● **AIM**: Your copy of the material below should match it exactly, except that it holds no pictures.

— BEGIN DATA FOR THIS EXERCISE —

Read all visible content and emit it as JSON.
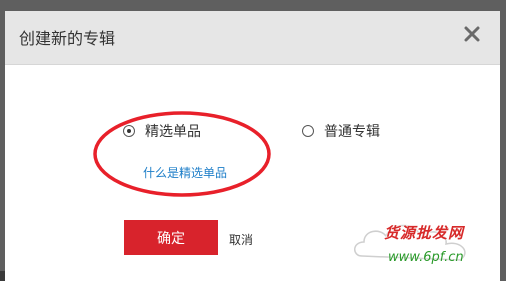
{
  "dialog": {
    "title": "创建新的专辑",
    "close_icon": "close-icon"
  },
  "options": [
    {
      "label": "精选单品",
      "checked": true
    },
    {
      "label": "普通专辑",
      "checked": false
    }
  ],
  "help_link": "什么是精选单品",
  "buttons": {
    "confirm": "确定",
    "cancel": "取消"
  },
  "watermark": {
    "line1": "货源批发网",
    "line2": "www.6pf.cn"
  },
  "colors": {
    "accent": "#d8232c",
    "link": "#1e7ec8",
    "annotation": "#e8202a"
  }
}
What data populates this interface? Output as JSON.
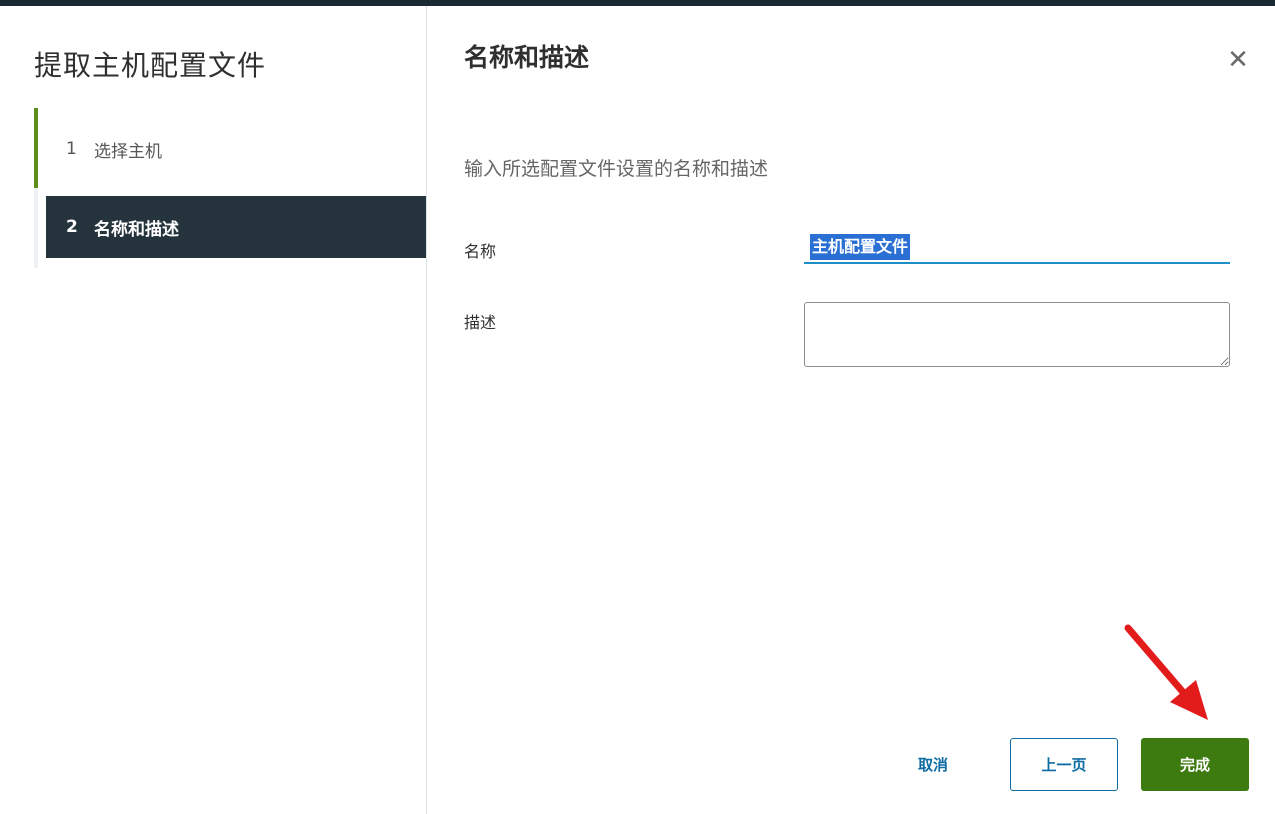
{
  "wizard": {
    "title": "提取主机配置文件",
    "steps": [
      {
        "number": "1",
        "label": "选择主机",
        "state": "completed"
      },
      {
        "number": "2",
        "label": "名称和描述",
        "state": "active"
      }
    ]
  },
  "content": {
    "title": "名称和描述",
    "instruction": "输入所选配置文件设置的名称和描述",
    "close_icon": "close-icon"
  },
  "form": {
    "name_label": "名称",
    "name_value": "主机配置文件",
    "description_label": "描述",
    "description_value": ""
  },
  "footer": {
    "cancel_label": "取消",
    "prev_label": "上一页",
    "finish_label": "完成"
  },
  "colors": {
    "accent_green": "#3d7a0f",
    "nav_active": "#25333d",
    "link_blue": "#0f6da3",
    "annotation_red": "#e21b1b"
  }
}
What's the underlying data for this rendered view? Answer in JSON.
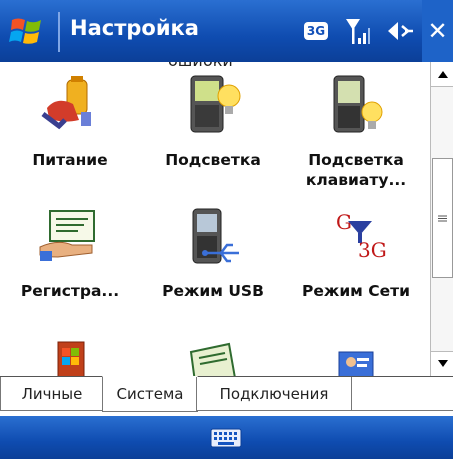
{
  "titlebar": {
    "title": "Настройка",
    "network_badge": "3G",
    "close_glyph": "✕",
    "colors": {
      "bar": "#1454c0",
      "text": "#ffffff"
    }
  },
  "content": {
    "cut_off_text": "ошибки",
    "items": [
      {
        "label": "Питание",
        "icon": "battery-power-icon"
      },
      {
        "label": "Подсветка",
        "icon": "backlight-phone-icon"
      },
      {
        "label": "Подсветка\nклавиату...",
        "icon": "keyboard-backlight-icon"
      },
      {
        "label": "Регистра...",
        "icon": "registration-certificate-icon"
      },
      {
        "label": "Режим USB",
        "icon": "usb-mode-icon"
      },
      {
        "label": "Режим Сети",
        "icon": "network-mode-icon",
        "icon_text_top": "G",
        "icon_text_bottom": "3G"
      },
      {
        "label": "",
        "icon": "windows-app-icon"
      },
      {
        "label": "",
        "icon": "document-settings-icon"
      },
      {
        "label": "",
        "icon": "customer-feedback-icon"
      }
    ]
  },
  "tabs": [
    {
      "label": "Личные",
      "active": false
    },
    {
      "label": "Система",
      "active": true
    },
    {
      "label": "Подключения",
      "active": false
    }
  ],
  "bottombar": {
    "icon": "keyboard-icon"
  }
}
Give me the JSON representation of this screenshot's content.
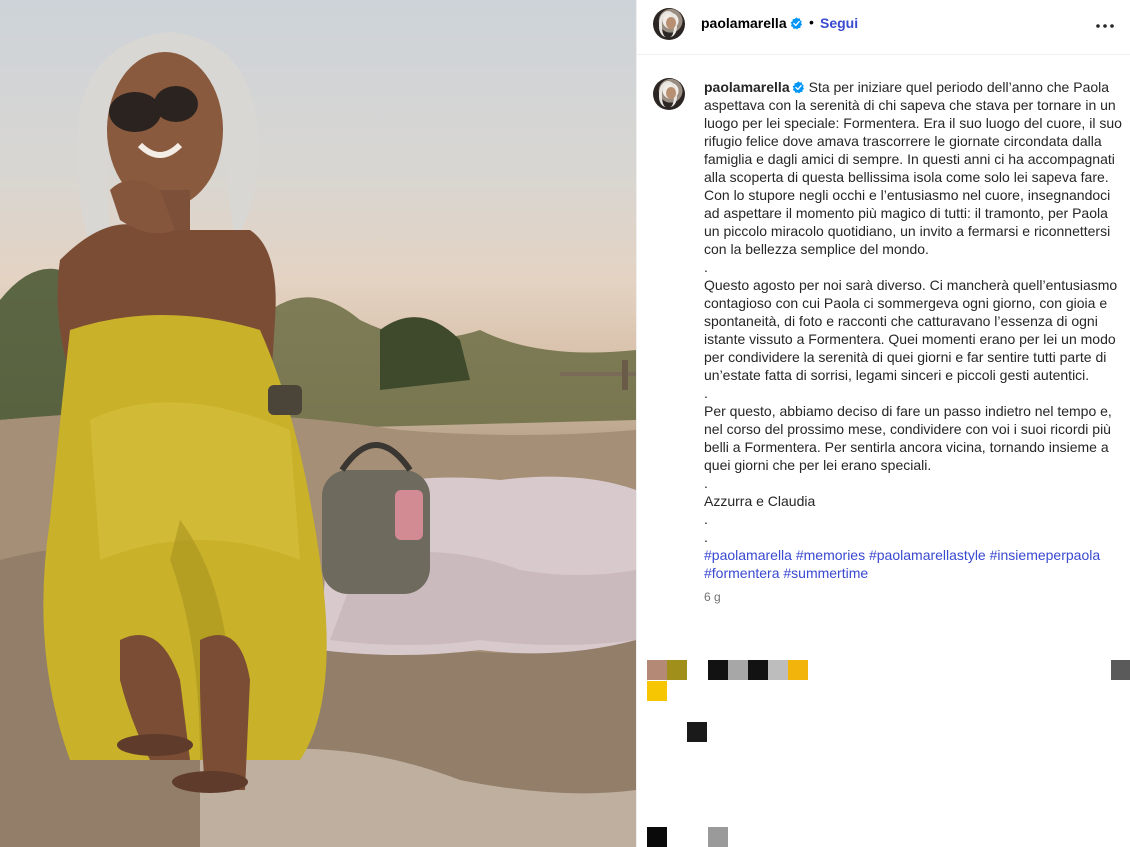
{
  "post": {
    "username": "paolamarella",
    "follow_label": "Segui",
    "separator": "•",
    "caption_paragraphs": [
      "Sta per iniziare quel periodo dell’anno che Paola aspettava con la serenità di chi sapeva che stava per tornare in un luogo per lei speciale: Formentera. Era il suo luogo del cuore, il suo rifugio felice dove amava trascorrere le giornate circondata dalla famiglia e dagli amici di sempre. In questi anni ci ha accompagnati alla scoperta di questa bellissima isola come solo lei sapeva fare. Con lo stupore negli occhi e l’entusiasmo nel cuore, insegnandoci ad aspettare il momento più magico di tutti: il tramonto, per Paola un piccolo miracolo quotidiano, un invito a fermarsi e riconnettersi con la bellezza semplice del mondo.",
      ".",
      "Questo agosto per noi sarà diverso. Ci mancherà quell’entusiasmo contagioso con cui Paola ci sommergeva ogni giorno, con gioia e spontaneità, di foto e racconti che catturavano l’essenza di ogni istante vissuto a Formentera. Quei momenti erano per lei un modo per condividere la serenità di quei giorni e far sentire tutti parte di un’estate fatta di sorrisi, legami sinceri e piccoli gesti autentici.",
      ".",
      "Per questo, abbiamo deciso di fare un passo indietro nel tempo e, nel corso del prossimo mese, condividere con voi i suoi ricordi più belli a Formentera. Per sentirla ancora vicina, tornando insieme a quei giorni che per lei erano speciali.",
      ".",
      "Azzurra e Claudia",
      ".",
      "."
    ],
    "hashtags": [
      "#paolamarella",
      "#memories",
      "#paolamarellastyle",
      "#insiemeperpaola",
      "#formentera",
      "#summertime"
    ],
    "time_ago": "6 g"
  },
  "colors": {
    "link": "#3949d1",
    "verified": "#0095f6",
    "dress": "#c9b12a"
  },
  "icons": {
    "verified": "verified-badge-icon",
    "more": "more-options-icon"
  }
}
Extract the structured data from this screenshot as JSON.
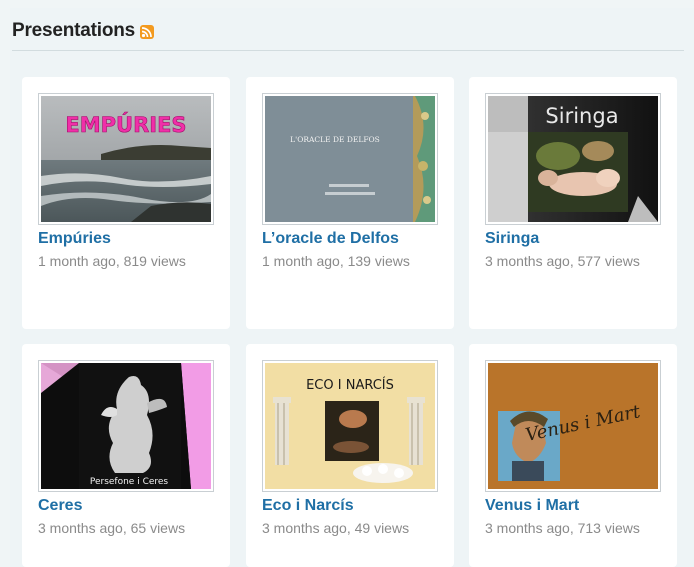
{
  "section": {
    "title": "Presentations",
    "feed_icon": "rss-icon"
  },
  "presentations": [
    {
      "title": "Empúries",
      "meta": "1 month ago, 819 views",
      "thumb_text": "EMPÚRIES"
    },
    {
      "title": "L’oracle de Delfos",
      "meta": "1 month ago, 139 views",
      "thumb_text": "L'ORACLE DE DELFOS"
    },
    {
      "title": "Siringa",
      "meta": "3 months ago, 577 views",
      "thumb_text": "Siringa"
    },
    {
      "title": "Ceres",
      "meta": "3 months ago, 65 views",
      "thumb_text": "Persefone i Ceres"
    },
    {
      "title": "Eco i Narcís",
      "meta": "3 months ago, 49 views",
      "thumb_text": "ECO I NARCÍS"
    },
    {
      "title": "Venus i Mart",
      "meta": "3 months ago, 713 views",
      "thumb_text": "Venus i Mart"
    }
  ],
  "colors": {
    "link": "#1f6fa5",
    "meta": "#8a8a8a",
    "rss": "#f39a1f"
  }
}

— END DATA FOR THIS EXERCISE —

● **WRITTEN SOLUTION**:
Read all visible content and emit it as JSON.
{
  "dialog": {
    "title": "创建新的专辑",
    "close_icon": "close-icon"
  },
  "options": [
    {
      "label": "精选单品",
      "checked": true
    },
    {
      "label": "普通专辑",
      "checked": false
    }
  ],
  "help_link": "什么是精选单品",
  "buttons": {
    "confirm": "确定",
    "cancel": "取消"
  },
  "watermark": {
    "line1": "货源批发网",
    "line2": "www.6pf.cn"
  },
  "colors": {
    "accent": "#d8232c",
    "link": "#1e7ec8",
    "annotation": "#e8202a"
  }
}
What data populates this interface? Output as JSON.
{
  "wizard": {
    "title": "提取主机配置文件",
    "steps": [
      {
        "number": "1",
        "label": "选择主机",
        "state": "completed"
      },
      {
        "number": "2",
        "label": "名称和描述",
        "state": "active"
      }
    ]
  },
  "content": {
    "title": "名称和描述",
    "instruction": "输入所选配置文件设置的名称和描述",
    "close_icon": "close-icon"
  },
  "form": {
    "name_label": "名称",
    "name_value": "主机配置文件",
    "description_label": "描述",
    "description_value": ""
  },
  "footer": {
    "cancel_label": "取消",
    "prev_label": "上一页",
    "finish_label": "完成"
  },
  "colors": {
    "accent_green": "#3d7a0f",
    "nav_active": "#25333d",
    "link_blue": "#0f6da3",
    "annotation_red": "#e21b1b"
  }
}
What's the underlying data for this rendered view? Answer in JSON.
{
  "titlebar": {
    "title": "Настройка",
    "network_badge": "3G",
    "close_glyph": "✕",
    "colors": {
      "bar": "#1454c0",
      "text": "#ffffff"
    }
  },
  "content": {
    "cut_off_text": "ошибки",
    "items": [
      {
        "label": "Питание",
        "icon": "battery-power-icon"
      },
      {
        "label": "Подсветка",
        "icon": "backlight-phone-icon"
      },
      {
        "label": "Подсветка\nклавиату...",
        "icon": "keyboard-backlight-icon"
      },
      {
        "label": "Регистра...",
        "icon": "registration-certificate-icon"
      },
      {
        "label": "Режим USB",
        "icon": "usb-mode-icon"
      },
      {
        "label": "Режим Сети",
        "icon": "network-mode-icon",
        "icon_text_top": "G",
        "icon_text_bottom": "3G"
      },
      {
        "label": "",
        "icon": "windows-app-icon"
      },
      {
        "label": "",
        "icon": "document-settings-icon"
      },
      {
        "label": "",
        "icon": "customer-feedback-icon"
      }
    ]
  },
  "tabs": [
    {
      "label": "Личные",
      "active": false
    },
    {
      "label": "Система",
      "active": true
    },
    {
      "label": "Подключения",
      "active": false
    }
  ],
  "bottombar": {
    "icon": "keyboard-icon"
  }
}
Give me the JSON representation of this screenshot's content.
{
  "post": {
    "username": "paolamarella",
    "follow_label": "Segui",
    "separator": "•",
    "caption_paragraphs": [
      "Sta per iniziare quel periodo dell’anno che Paola aspettava con la serenità di chi sapeva che stava per tornare in un luogo per lei speciale: Formentera. Era il suo luogo del cuore, il suo rifugio felice dove amava trascorrere le giornate circondata dalla famiglia e dagli amici di sempre. In questi anni ci ha accompagnati alla scoperta di questa bellissima isola come solo lei sapeva fare. Con lo stupore negli occhi e l’entusiasmo nel cuore, insegnandoci ad aspettare il momento più magico di tutti: il tramonto, per Paola un piccolo miracolo quotidiano, un invito a fermarsi e riconnettersi con la bellezza semplice del mondo.",
      ".",
      "Questo agosto per noi sarà diverso. Ci mancherà quell’entusiasmo contagioso con cui Paola ci sommergeva ogni giorno, con gioia e spontaneità, di foto e racconti che catturavano l’essenza di ogni istante vissuto a Formentera. Quei momenti erano per lei un modo per condividere la serenità di quei giorni e far sentire tutti parte di un’estate fatta di sorrisi, legami sinceri e piccoli gesti autentici.",
      ".",
      "Per questo, abbiamo deciso di fare un passo indietro nel tempo e, nel corso del prossimo mese, condividere con voi i suoi ricordi più belli a Formentera. Per sentirla ancora vicina, tornando insieme a quei giorni che per lei erano speciali.",
      ".",
      "Azzurra e Claudia",
      ".",
      "."
    ],
    "hashtags": [
      "#paolamarella",
      "#memories",
      "#paolamarellastyle",
      "#insiemeperpaola",
      "#formentera",
      "#summertime"
    ],
    "time_ago": "6 g"
  },
  "colors": {
    "link": "#3949d1",
    "verified": "#0095f6",
    "dress": "#c9b12a"
  },
  "icons": {
    "verified": "verified-badge-icon",
    "more": "more-options-icon"
  }
}
Extract the structured data from this screenshot as JSON.
{
  "section": {
    "title": "Presentations",
    "feed_icon": "rss-icon"
  },
  "presentations": [
    {
      "title": "Empúries",
      "meta": "1 month ago, 819 views",
      "thumb_text": "EMPÚRIES"
    },
    {
      "title": "L’oracle de Delfos",
      "meta": "1 month ago, 139 views",
      "thumb_text": "L'ORACLE DE DELFOS"
    },
    {
      "title": "Siringa",
      "meta": "3 months ago, 577 views",
      "thumb_text": "Siringa"
    },
    {
      "title": "Ceres",
      "meta": "3 months ago, 65 views",
      "thumb_text": "Persefone i Ceres"
    },
    {
      "title": "Eco i Narcís",
      "meta": "3 months ago, 49 views",
      "thumb_text": "ECO I NARCÍS"
    },
    {
      "title": "Venus i Mart",
      "meta": "3 months ago, 713 views",
      "thumb_text": "Venus i Mart"
    }
  ],
  "colors": {
    "link": "#1f6fa5",
    "meta": "#8a8a8a",
    "rss": "#f39a1f"
  }
}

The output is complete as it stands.